— START OF Records —

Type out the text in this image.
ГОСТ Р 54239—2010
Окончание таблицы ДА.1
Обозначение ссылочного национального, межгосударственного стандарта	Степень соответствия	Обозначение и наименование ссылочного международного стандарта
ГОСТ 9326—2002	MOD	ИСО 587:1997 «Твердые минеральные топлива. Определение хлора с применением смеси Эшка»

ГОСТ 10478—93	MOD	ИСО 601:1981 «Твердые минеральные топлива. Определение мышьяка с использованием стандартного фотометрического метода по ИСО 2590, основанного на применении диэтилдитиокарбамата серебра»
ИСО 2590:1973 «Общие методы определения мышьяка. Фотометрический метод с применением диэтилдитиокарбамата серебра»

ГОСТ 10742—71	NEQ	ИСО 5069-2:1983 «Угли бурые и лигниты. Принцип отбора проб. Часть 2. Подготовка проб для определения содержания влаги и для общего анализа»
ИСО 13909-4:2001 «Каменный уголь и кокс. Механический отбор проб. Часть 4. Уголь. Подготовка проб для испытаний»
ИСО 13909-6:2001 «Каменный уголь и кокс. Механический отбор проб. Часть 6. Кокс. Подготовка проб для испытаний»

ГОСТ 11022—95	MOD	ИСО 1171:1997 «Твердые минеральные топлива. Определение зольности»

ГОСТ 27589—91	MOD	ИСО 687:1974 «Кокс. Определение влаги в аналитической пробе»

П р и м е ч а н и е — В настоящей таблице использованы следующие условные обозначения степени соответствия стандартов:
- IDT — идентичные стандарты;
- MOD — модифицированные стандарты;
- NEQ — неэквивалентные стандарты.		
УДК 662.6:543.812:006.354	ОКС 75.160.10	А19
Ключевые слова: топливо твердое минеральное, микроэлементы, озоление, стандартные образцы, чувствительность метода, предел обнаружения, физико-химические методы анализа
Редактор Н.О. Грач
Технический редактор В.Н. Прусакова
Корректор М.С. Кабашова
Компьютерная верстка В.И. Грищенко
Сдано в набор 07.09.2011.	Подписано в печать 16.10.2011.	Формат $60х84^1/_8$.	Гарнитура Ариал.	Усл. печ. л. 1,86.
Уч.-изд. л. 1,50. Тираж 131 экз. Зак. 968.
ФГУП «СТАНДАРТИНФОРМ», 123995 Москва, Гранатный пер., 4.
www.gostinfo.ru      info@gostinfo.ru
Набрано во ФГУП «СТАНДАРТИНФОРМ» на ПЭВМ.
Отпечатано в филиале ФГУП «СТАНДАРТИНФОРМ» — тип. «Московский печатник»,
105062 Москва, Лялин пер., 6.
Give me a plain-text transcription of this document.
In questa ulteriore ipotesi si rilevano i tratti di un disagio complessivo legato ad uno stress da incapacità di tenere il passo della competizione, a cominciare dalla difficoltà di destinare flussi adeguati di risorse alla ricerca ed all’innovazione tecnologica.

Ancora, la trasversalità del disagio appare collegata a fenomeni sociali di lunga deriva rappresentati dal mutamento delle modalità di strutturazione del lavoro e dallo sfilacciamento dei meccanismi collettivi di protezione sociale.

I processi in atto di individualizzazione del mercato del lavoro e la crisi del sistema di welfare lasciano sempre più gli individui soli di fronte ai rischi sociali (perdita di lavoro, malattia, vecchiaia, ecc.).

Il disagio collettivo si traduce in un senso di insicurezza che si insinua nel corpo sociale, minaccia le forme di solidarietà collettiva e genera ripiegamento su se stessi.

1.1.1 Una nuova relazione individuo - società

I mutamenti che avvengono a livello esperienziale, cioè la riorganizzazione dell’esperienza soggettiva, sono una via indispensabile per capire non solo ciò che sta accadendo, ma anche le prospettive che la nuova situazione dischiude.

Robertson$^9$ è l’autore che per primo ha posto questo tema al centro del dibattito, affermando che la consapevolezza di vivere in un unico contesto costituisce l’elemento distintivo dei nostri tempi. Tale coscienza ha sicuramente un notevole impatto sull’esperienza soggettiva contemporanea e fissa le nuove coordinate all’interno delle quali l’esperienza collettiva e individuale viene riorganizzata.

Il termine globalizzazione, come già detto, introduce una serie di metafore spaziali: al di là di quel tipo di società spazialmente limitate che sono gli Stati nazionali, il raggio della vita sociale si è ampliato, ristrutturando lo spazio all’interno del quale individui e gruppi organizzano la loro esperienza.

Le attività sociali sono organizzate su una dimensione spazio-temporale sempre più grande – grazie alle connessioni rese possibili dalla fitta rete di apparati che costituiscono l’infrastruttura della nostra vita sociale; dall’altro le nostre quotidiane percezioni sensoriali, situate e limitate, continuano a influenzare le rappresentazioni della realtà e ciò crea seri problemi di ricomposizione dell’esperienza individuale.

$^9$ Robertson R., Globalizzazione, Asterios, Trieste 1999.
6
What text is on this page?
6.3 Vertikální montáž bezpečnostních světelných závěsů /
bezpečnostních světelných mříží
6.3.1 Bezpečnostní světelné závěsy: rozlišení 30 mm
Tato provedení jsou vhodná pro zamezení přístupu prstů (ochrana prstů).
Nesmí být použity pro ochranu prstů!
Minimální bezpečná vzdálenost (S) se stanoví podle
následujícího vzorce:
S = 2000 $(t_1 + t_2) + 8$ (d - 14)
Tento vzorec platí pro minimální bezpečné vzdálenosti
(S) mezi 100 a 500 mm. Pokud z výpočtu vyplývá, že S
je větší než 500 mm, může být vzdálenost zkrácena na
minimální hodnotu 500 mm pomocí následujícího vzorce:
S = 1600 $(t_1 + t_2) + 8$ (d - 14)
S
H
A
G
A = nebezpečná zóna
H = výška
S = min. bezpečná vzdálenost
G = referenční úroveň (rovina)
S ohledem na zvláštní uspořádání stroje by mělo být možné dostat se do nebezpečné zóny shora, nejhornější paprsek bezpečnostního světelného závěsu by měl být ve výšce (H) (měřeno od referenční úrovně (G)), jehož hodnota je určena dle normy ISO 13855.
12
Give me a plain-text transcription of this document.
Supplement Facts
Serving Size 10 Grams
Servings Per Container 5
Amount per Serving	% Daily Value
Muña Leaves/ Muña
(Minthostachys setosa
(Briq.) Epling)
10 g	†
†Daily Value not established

— END OF Records —

* [Task requirements]: Write the entries again, exactly as they stand.

* [Result below]:
Type out the text in this image.
ГОСТ Р 54239—2010
Окончание таблицы ДА.1
Обозначение ссылочного национального, межгосударственного стандарта	Степень соответствия	Обозначение и наименование ссылочного международного стандарта
ГОСТ 9326—2002	MOD	ИСО 587:1997 «Твердые минеральные топлива. Определение хлора с применением смеси Эшка»

ГОСТ 10478—93	MOD	ИСО 601:1981 «Твердые минеральные топлива. Определение мышьяка с использованием стандартного фотометрического метода по ИСО 2590, основанного на применении диэтилдитиокарбамата серебра»
ИСО 2590:1973 «Общие методы определения мышьяка. Фотометрический метод с применением диэтилдитиокарбамата серебра»

ГОСТ 10742—71	NEQ	ИСО 5069-2:1983 «Угли бурые и лигниты. Принцип отбора проб. Часть 2. Подготовка проб для определения содержания влаги и для общего анализа»
ИСО 13909-4:2001 «Каменный уголь и кокс. Механический отбор проб. Часть 4. Уголь. Подготовка проб для испытаний»
ИСО 13909-6:2001 «Каменный уголь и кокс. Механический отбор проб. Часть 6. Кокс. Подготовка проб для испытаний»

ГОСТ 11022—95	MOD	ИСО 1171:1997 «Твердые минеральные топлива. Определение зольности»

ГОСТ 27589—91	MOD	ИСО 687:1974 «Кокс. Определение влаги в аналитической пробе»

П р и м е ч а н и е — В настоящей таблице использованы следующие условные обозначения степени соответствия стандартов:
- IDT — идентичные стандарты;
- MOD — модифицированные стандарты;
- NEQ — неэквивалентные стандарты.		
УДК 662.6:543.812:006.354	ОКС 75.160.10	А19
Ключевые слова: топливо твердое минеральное, микроэлементы, озоление, стандартные образцы, чувствительность метода, предел обнаружения, физико-химические методы анализа
Редактор Н.О. Грач
Технический редактор В.Н. Прусакова
Корректор М.С. Кабашова
Компьютерная верстка В.И. Грищенко
Сдано в набор 07.09.2011.	Подписано в печать 16.10.2011.	Формат $60х84^1/_8$.	Гарнитура Ариал.	Усл. печ. л. 1,86.
Уч.-изд. л. 1,50. Тираж 131 экз. Зак. 968.
ФГУП «СТАНДАРТИНФОРМ», 123995 Москва, Гранатный пер., 4.
www.gostinfo.ru      info@gostinfo.ru
Набрано во ФГУП «СТАНДАРТИНФОРМ» на ПЭВМ.
Отпечатано в филиале ФГУП «СТАНДАРТИНФОРМ» — тип. «Московский печатник»,
105062 Москва, Лялин пер., 6.
Give me a plain-text transcription of this document.
In questa ulteriore ipotesi si rilevano i tratti di un disagio complessivo legato ad uno stress da incapacità di tenere il passo della competizione, a cominciare dalla difficoltà di destinare flussi adeguati di risorse alla ricerca ed all’innovazione tecnologica.

Ancora, la trasversalità del disagio appare collegata a fenomeni sociali di lunga deriva rappresentati dal mutamento delle modalità di strutturazione del lavoro e dallo sfilacciamento dei meccanismi collettivi di protezione sociale.

I processi in atto di individualizzazione del mercato del lavoro e la crisi del sistema di welfare lasciano sempre più gli individui soli di fronte ai rischi sociali (perdita di lavoro, malattia, vecchiaia, ecc.).

Il disagio collettivo si traduce in un senso di insicurezza che si insinua nel corpo sociale, minaccia le forme di solidarietà collettiva e genera ripiegamento su se stessi.

1.1.1 Una nuova relazione individuo - società

I mutamenti che avvengono a livello esperienziale, cioè la riorganizzazione dell’esperienza soggettiva, sono una via indispensabile per capire non solo ciò che sta accadendo, ma anche le prospettive che la nuova situazione dischiude.

Robertson$^9$ è l’autore che per primo ha posto questo tema al centro del dibattito, affermando che la consapevolezza di vivere in un unico contesto costituisce l’elemento distintivo dei nostri tempi. Tale coscienza ha sicuramente un notevole impatto sull’esperienza soggettiva contemporanea e fissa le nuove coordinate all’interno delle quali l’esperienza collettiva e individuale viene riorganizzata.

Il termine globalizzazione, come già detto, introduce una serie di metafore spaziali: al di là di quel tipo di società spazialmente limitate che sono gli Stati nazionali, il raggio della vita sociale si è ampliato, ristrutturando lo spazio all’interno del quale individui e gruppi organizzano la loro esperienza.

Le attività sociali sono organizzate su una dimensione spazio-temporale sempre più grande – grazie alle connessioni rese possibili dalla fitta rete di apparati che costituiscono l’infrastruttura della nostra vita sociale; dall’altro le nostre quotidiane percezioni sensoriali, situate e limitate, continuano a influenzare le rappresentazioni della realtà e ciò crea seri problemi di ricomposizione dell’esperienza individuale.

$^9$ Robertson R., Globalizzazione, Asterios, Trieste 1999.
6
What text is on this page?
6.3 Vertikální montáž bezpečnostních světelných závěsů /
bezpečnostních světelných mříží
6.3.1 Bezpečnostní světelné závěsy: rozlišení 30 mm
Tato provedení jsou vhodná pro zamezení přístupu prstů (ochrana prstů).
Nesmí být použity pro ochranu prstů!
Minimální bezpečná vzdálenost (S) se stanoví podle
následujícího vzorce:
S = 2000 $(t_1 + t_2) + 8$ (d - 14)
Tento vzorec platí pro minimální bezpečné vzdálenosti
(S) mezi 100 a 500 mm. Pokud z výpočtu vyplývá, že S
je větší než 500 mm, může být vzdálenost zkrácena na
minimální hodnotu 500 mm pomocí následujícího vzorce:
S = 1600 $(t_1 + t_2) + 8$ (d - 14)
S
H
A
G
A = nebezpečná zóna
H = výška
S = min. bezpečná vzdálenost
G = referenční úroveň (rovina)
S ohledem na zvláštní uspořádání stroje by mělo být možné dostat se do nebezpečné zóny shora, nejhornější paprsek bezpečnostního světelného závěsu by měl být ve výšce (H) (měřeno od referenční úrovně (G)), jehož hodnota je určena dle normy ISO 13855.
12
Give me a plain-text transcription of this document.
Supplement Facts
Serving Size 10 Grams
Servings Per Container 5
Amount per Serving	% Daily Value
Muña Leaves/ Muña
(Minthostachys setosa
(Briq.) Epling)
10 g	†
†Daily Value not established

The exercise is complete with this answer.